Directions for this task: Below are the records; locate each line with the word "我的店铺分类目录" and copy it.

Available data:
--- begin ---

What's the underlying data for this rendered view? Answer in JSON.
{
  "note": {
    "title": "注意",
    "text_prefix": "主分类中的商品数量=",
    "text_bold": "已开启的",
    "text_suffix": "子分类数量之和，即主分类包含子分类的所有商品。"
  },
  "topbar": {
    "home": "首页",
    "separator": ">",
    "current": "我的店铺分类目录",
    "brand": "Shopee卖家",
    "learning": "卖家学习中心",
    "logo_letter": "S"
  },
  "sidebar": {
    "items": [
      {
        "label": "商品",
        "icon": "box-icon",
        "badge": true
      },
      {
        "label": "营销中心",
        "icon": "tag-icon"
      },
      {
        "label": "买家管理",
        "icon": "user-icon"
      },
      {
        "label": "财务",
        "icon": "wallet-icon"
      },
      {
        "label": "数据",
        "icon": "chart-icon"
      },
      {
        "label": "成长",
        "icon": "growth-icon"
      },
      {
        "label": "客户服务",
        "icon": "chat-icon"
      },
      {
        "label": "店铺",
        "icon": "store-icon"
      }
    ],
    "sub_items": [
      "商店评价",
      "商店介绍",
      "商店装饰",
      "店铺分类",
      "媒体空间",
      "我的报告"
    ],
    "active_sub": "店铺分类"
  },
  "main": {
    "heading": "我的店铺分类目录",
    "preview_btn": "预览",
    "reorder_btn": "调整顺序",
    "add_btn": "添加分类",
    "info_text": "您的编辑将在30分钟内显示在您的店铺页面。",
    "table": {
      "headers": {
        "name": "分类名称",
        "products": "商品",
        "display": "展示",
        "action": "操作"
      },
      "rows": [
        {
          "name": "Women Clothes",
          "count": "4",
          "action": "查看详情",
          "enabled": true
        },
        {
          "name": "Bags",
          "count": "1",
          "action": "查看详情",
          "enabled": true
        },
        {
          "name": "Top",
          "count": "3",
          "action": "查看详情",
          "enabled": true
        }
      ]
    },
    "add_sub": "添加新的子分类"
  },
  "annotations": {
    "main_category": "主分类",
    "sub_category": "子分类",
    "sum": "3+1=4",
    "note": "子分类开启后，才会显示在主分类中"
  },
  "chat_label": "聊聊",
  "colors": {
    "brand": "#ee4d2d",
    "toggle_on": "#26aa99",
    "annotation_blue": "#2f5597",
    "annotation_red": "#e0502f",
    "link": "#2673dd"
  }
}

--- end ---

Result:
    "current": "我的店铺分类目录",
    "heading": "我的店铺分类目录",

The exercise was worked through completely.